(SHORT EXERCISE) Return the records exactly as they are.

(Recorded data)
## START
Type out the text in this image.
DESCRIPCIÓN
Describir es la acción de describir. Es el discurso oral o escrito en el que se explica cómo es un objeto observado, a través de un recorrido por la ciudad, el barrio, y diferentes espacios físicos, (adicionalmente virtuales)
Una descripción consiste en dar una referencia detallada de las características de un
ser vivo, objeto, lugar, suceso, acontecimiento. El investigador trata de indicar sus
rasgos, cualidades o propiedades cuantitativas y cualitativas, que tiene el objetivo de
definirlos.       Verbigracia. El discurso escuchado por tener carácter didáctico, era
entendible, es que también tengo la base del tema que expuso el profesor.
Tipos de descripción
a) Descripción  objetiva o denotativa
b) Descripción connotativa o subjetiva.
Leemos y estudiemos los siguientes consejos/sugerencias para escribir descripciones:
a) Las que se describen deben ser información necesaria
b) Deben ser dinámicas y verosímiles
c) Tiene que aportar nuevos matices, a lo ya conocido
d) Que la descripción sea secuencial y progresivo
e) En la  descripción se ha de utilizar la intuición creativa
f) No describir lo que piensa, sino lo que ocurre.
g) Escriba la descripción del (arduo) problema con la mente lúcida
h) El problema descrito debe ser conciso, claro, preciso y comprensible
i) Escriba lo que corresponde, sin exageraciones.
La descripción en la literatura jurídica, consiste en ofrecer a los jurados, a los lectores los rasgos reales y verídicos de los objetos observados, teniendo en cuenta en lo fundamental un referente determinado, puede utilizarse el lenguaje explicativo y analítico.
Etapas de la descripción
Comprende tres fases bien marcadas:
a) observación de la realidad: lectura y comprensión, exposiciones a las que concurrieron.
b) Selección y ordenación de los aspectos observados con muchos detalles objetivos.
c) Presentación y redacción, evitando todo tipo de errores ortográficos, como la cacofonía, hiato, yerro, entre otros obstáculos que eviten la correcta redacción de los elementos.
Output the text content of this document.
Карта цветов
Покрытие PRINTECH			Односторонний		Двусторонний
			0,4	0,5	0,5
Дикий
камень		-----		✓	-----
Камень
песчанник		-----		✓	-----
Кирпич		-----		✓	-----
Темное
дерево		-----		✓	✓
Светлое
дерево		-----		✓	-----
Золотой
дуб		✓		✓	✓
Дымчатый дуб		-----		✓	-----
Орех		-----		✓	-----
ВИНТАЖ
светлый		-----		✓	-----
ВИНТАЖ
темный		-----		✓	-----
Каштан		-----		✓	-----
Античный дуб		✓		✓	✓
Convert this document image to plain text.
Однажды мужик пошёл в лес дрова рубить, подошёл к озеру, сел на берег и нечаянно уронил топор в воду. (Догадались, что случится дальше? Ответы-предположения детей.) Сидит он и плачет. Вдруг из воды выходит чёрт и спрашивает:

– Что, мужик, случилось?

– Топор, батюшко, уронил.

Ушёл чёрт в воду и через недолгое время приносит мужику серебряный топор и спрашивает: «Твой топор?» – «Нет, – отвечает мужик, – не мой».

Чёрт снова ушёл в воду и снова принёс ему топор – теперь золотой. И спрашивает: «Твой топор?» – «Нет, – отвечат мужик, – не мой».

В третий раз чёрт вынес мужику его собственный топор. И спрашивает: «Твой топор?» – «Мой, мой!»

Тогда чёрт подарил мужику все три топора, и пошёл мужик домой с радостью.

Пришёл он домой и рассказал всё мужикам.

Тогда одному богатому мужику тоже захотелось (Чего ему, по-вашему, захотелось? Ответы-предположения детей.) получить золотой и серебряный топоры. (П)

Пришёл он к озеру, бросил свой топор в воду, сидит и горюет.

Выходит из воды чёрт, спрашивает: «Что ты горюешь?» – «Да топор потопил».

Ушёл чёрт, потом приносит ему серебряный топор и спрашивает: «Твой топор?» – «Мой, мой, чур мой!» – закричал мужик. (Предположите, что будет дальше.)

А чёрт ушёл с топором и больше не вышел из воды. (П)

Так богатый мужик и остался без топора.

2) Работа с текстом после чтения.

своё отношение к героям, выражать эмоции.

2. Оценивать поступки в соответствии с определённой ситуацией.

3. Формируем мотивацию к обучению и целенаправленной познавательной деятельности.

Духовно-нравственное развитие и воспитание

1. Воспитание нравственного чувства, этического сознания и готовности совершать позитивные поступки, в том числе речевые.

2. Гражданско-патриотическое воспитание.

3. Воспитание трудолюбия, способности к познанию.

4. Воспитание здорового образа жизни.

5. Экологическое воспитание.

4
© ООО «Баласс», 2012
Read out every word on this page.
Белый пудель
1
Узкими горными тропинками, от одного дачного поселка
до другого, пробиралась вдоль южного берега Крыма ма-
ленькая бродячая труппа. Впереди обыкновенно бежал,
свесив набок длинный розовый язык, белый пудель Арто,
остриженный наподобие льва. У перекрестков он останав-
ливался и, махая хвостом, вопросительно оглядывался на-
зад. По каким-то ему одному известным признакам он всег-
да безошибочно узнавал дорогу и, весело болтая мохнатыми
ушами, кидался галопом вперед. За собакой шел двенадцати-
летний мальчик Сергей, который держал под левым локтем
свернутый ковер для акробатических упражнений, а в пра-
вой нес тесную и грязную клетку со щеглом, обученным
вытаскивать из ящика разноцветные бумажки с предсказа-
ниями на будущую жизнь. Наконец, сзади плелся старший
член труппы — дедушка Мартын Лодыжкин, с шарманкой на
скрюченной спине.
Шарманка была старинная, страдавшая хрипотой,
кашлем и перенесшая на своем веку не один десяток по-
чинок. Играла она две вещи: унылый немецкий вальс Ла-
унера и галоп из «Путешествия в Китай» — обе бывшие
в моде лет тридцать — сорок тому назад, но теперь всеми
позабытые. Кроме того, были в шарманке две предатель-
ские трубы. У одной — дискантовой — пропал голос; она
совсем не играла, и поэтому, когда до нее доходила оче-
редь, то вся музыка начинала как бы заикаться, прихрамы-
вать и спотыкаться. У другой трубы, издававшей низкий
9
## END
(TASK OUTPUT)
Type out the text in this image.
DESCRIPCIÓN
Describir es la acción de describir. Es el discurso oral o escrito en el que se explica cómo es un objeto observado, a través de un recorrido por la ciudad, el barrio, y diferentes espacios físicos, (adicionalmente virtuales)
Una descripción consiste en dar una referencia detallada de las características de un
ser vivo, objeto, lugar, suceso, acontecimiento. El investigador trata de indicar sus
rasgos, cualidades o propiedades cuantitativas y cualitativas, que tiene el objetivo de
definirlos.       Verbigracia. El discurso escuchado por tener carácter didáctico, era
entendible, es que también tengo la base del tema que expuso el profesor.
Tipos de descripción
a) Descripción  objetiva o denotativa
b) Descripción connotativa o subjetiva.
Leemos y estudiemos los siguientes consejos/sugerencias para escribir descripciones:
a) Las que se describen deben ser información necesaria
b) Deben ser dinámicas y verosímiles
c) Tiene que aportar nuevos matices, a lo ya conocido
d) Que la descripción sea secuencial y progresivo
e) En la  descripción se ha de utilizar la intuición creativa
f) No describir lo que piensa, sino lo que ocurre.
g) Escriba la descripción del (arduo) problema con la mente lúcida
h) El problema descrito debe ser conciso, claro, preciso y comprensible
i) Escriba lo que corresponde, sin exageraciones.
La descripción en la literatura jurídica, consiste en ofrecer a los jurados, a los lectores los rasgos reales y verídicos de los objetos observados, teniendo en cuenta en lo fundamental un referente determinado, puede utilizarse el lenguaje explicativo y analítico.
Etapas de la descripción
Comprende tres fases bien marcadas:
a) observación de la realidad: lectura y comprensión, exposiciones a las que concurrieron.
b) Selección y ordenación de los aspectos observados con muchos detalles objetivos.
c) Presentación y redacción, evitando todo tipo de errores ortográficos, como la cacofonía, hiato, yerro, entre otros obstáculos que eviten la correcta redacción de los elementos.
Output the text content of this document.
Карта цветов
Покрытие PRINTECH			Односторонний		Двусторонний
			0,4	0,5	0,5
Дикий
камень		-----		✓	-----
Камень
песчанник		-----		✓	-----
Кирпич		-----		✓	-----
Темное
дерево		-----		✓	✓
Светлое
дерево		-----		✓	-----
Золотой
дуб		✓		✓	✓
Дымчатый дуб		-----		✓	-----
Орех		-----		✓	-----
ВИНТАЖ
светлый		-----		✓	-----
ВИНТАЖ
темный		-----		✓	-----
Каштан		-----		✓	-----
Античный дуб		✓		✓	✓
Convert this document image to plain text.
Однажды мужик пошёл в лес дрова рубить, подошёл к озеру, сел на берег и нечаянно уронил топор в воду. (Догадались, что случится дальше? Ответы-предположения детей.) Сидит он и плачет. Вдруг из воды выходит чёрт и спрашивает:

– Что, мужик, случилось?

– Топор, батюшко, уронил.

Ушёл чёрт в воду и через недолгое время приносит мужику серебряный топор и спрашивает: «Твой топор?» – «Нет, – отвечает мужик, – не мой».

Чёрт снова ушёл в воду и снова принёс ему топор – теперь золотой. И спрашивает: «Твой топор?» – «Нет, – отвечат мужик, – не мой».

В третий раз чёрт вынес мужику его собственный топор. И спрашивает: «Твой топор?» – «Мой, мой!»

Тогда чёрт подарил мужику все три топора, и пошёл мужик домой с радостью.

Пришёл он домой и рассказал всё мужикам.

Тогда одному богатому мужику тоже захотелось (Чего ему, по-вашему, захотелось? Ответы-предположения детей.) получить золотой и серебряный топоры. (П)

Пришёл он к озеру, бросил свой топор в воду, сидит и горюет.

Выходит из воды чёрт, спрашивает: «Что ты горюешь?» – «Да топор потопил».

Ушёл чёрт, потом приносит ему серебряный топор и спрашивает: «Твой топор?» – «Мой, мой, чур мой!» – закричал мужик. (Предположите, что будет дальше.)

А чёрт ушёл с топором и больше не вышел из воды. (П)

Так богатый мужик и остался без топора.

2) Работа с текстом после чтения.

своё отношение к героям, выражать эмоции.

2. Оценивать поступки в соответствии с определённой ситуацией.

3. Формируем мотивацию к обучению и целенаправленной познавательной деятельности.

Духовно-нравственное развитие и воспитание

1. Воспитание нравственного чувства, этического сознания и готовности совершать позитивные поступки, в том числе речевые.

2. Гражданско-патриотическое воспитание.

3. Воспитание трудолюбия, способности к познанию.

4. Воспитание здорового образа жизни.

5. Экологическое воспитание.

4
© ООО «Баласс», 2012
Read out every word on this page.
Белый пудель
1
Узкими горными тропинками, от одного дачного поселка
до другого, пробиралась вдоль южного берега Крыма ма-
ленькая бродячая труппа. Впереди обыкновенно бежал,
свесив набок длинный розовый язык, белый пудель Арто,
остриженный наподобие льва. У перекрестков он останав-
ливался и, махая хвостом, вопросительно оглядывался на-
зад. По каким-то ему одному известным признакам он всег-
да безошибочно узнавал дорогу и, весело болтая мохнатыми
ушами, кидался галопом вперед. За собакой шел двенадцати-
летний мальчик Сергей, который держал под левым локтем
свернутый ковер для акробатических упражнений, а в пра-
вой нес тесную и грязную клетку со щеглом, обученным
вытаскивать из ящика разноцветные бумажки с предсказа-
ниями на будущую жизнь. Наконец, сзади плелся старший
член труппы — дедушка Мартын Лодыжкин, с шарманкой на
скрюченной спине.
Шарманка была старинная, страдавшая хрипотой,
кашлем и перенесшая на своем веку не один десяток по-
чинок. Играла она две вещи: унылый немецкий вальс Ла-
унера и галоп из «Путешествия в Китай» — обе бывшие
в моде лет тридцать — сорок тому назад, но теперь всеми
позабытые. Кроме того, были в шарманке две предатель-
ские трубы. У одной — дискантовой — пропал голос; она
совсем не играла, и поэтому, когда до нее доходила оче-
редь, то вся музыка начинала как бы заикаться, прихрамы-
вать и спотыкаться. У другой трубы, издававшей низкий
9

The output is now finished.